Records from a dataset
####################

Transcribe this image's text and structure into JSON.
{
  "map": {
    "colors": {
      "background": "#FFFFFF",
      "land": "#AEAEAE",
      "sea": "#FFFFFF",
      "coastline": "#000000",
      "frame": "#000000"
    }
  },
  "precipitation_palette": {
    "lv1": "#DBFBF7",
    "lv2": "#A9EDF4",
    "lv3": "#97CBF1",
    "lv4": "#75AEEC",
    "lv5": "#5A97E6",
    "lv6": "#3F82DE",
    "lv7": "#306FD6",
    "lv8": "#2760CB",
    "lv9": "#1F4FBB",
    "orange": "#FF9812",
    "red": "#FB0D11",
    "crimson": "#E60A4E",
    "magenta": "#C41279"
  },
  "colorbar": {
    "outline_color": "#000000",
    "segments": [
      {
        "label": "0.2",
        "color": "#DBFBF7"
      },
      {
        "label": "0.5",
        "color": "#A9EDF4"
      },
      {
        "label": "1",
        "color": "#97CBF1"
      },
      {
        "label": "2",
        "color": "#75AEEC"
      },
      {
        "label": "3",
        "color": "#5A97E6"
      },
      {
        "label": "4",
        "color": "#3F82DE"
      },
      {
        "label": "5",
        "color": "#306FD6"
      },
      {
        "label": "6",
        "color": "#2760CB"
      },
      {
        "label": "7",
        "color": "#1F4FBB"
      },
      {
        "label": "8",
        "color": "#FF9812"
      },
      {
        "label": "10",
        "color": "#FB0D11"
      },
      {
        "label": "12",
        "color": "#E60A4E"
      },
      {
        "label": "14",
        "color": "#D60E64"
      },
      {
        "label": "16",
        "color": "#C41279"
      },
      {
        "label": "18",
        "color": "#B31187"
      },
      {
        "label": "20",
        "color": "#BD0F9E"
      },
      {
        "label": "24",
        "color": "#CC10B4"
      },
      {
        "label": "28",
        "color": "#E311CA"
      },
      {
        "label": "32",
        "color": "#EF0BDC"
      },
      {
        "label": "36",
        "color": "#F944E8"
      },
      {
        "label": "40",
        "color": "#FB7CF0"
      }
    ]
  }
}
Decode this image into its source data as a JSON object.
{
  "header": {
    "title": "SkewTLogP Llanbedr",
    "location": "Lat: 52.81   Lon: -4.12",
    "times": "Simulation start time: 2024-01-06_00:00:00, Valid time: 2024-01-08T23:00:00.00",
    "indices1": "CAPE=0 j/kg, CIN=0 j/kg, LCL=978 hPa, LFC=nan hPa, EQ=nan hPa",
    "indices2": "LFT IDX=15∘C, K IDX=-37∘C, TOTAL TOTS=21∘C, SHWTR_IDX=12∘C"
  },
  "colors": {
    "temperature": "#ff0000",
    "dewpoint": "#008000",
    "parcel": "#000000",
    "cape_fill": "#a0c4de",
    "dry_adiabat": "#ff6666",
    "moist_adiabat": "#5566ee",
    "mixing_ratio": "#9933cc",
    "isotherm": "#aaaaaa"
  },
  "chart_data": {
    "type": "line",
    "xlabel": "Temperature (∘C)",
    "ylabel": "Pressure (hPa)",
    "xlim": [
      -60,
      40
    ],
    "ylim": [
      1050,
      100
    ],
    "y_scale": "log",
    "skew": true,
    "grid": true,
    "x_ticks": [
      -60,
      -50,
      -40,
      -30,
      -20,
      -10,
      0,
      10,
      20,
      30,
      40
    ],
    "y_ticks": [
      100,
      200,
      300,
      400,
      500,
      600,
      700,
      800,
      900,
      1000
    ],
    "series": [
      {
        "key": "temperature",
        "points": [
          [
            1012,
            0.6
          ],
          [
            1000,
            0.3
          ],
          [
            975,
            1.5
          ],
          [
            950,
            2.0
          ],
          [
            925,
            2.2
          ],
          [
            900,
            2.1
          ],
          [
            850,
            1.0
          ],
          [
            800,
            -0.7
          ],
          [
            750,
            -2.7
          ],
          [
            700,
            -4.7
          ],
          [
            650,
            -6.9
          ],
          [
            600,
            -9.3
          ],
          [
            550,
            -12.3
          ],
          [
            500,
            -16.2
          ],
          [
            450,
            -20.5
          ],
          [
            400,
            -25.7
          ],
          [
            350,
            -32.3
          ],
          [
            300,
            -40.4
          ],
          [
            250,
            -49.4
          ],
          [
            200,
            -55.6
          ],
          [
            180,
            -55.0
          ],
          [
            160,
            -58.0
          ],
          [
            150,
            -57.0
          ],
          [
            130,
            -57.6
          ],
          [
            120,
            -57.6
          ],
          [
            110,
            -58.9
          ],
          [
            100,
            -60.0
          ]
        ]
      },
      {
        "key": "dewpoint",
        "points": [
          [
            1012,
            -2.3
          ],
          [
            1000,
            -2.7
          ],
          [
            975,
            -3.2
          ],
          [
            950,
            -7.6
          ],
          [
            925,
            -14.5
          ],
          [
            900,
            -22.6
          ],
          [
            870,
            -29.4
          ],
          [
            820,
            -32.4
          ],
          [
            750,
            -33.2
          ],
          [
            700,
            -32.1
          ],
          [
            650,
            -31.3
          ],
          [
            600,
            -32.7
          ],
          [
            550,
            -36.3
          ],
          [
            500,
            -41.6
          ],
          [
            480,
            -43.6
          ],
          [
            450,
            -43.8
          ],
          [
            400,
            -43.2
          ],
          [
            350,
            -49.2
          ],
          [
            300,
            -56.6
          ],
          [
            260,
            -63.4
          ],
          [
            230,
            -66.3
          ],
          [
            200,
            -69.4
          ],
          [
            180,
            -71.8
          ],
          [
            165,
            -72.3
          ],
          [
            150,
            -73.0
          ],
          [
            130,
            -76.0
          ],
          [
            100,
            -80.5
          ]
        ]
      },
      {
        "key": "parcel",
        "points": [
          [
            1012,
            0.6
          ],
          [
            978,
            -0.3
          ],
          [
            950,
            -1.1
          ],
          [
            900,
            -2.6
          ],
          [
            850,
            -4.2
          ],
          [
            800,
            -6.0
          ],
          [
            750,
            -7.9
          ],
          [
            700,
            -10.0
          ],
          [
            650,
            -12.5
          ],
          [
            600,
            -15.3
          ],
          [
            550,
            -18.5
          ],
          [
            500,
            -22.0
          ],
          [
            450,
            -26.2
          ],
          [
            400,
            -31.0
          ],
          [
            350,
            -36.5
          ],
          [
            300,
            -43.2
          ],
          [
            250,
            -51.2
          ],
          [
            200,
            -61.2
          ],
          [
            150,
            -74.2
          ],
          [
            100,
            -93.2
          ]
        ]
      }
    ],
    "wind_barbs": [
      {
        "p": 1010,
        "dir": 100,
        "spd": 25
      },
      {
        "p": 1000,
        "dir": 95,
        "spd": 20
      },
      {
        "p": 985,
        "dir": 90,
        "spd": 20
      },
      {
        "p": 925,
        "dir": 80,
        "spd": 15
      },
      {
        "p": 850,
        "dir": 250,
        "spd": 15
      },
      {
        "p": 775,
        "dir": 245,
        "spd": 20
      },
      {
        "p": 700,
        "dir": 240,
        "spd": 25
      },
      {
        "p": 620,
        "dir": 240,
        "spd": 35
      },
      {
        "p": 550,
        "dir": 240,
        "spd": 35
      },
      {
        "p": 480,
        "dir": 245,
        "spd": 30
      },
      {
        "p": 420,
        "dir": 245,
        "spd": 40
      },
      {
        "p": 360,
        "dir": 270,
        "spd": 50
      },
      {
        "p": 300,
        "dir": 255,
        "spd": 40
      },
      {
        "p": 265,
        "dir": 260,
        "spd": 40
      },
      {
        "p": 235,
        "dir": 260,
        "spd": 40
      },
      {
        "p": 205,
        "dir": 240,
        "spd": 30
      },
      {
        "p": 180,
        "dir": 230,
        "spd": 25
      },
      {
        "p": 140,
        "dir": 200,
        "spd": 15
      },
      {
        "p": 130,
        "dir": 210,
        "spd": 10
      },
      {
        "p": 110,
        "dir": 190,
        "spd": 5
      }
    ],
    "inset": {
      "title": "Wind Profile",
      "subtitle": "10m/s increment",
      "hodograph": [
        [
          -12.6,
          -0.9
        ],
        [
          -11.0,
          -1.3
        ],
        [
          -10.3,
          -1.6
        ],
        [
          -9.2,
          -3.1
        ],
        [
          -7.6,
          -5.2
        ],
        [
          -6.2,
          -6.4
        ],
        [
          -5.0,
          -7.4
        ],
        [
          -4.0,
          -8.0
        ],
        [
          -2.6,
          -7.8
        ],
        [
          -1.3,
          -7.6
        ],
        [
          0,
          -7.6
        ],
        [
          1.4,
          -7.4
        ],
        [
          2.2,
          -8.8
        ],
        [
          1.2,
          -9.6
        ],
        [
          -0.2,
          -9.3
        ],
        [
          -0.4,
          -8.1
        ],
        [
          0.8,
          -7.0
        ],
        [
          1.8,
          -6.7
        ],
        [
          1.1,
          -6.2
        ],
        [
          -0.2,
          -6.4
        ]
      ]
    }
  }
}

####################

Description of the task :: Scan the material above for the string "this" and report each line where you find it.

Solution ::
Transcribe this image's text and structure into JSON.
Decode this image into its source data as a JSON object.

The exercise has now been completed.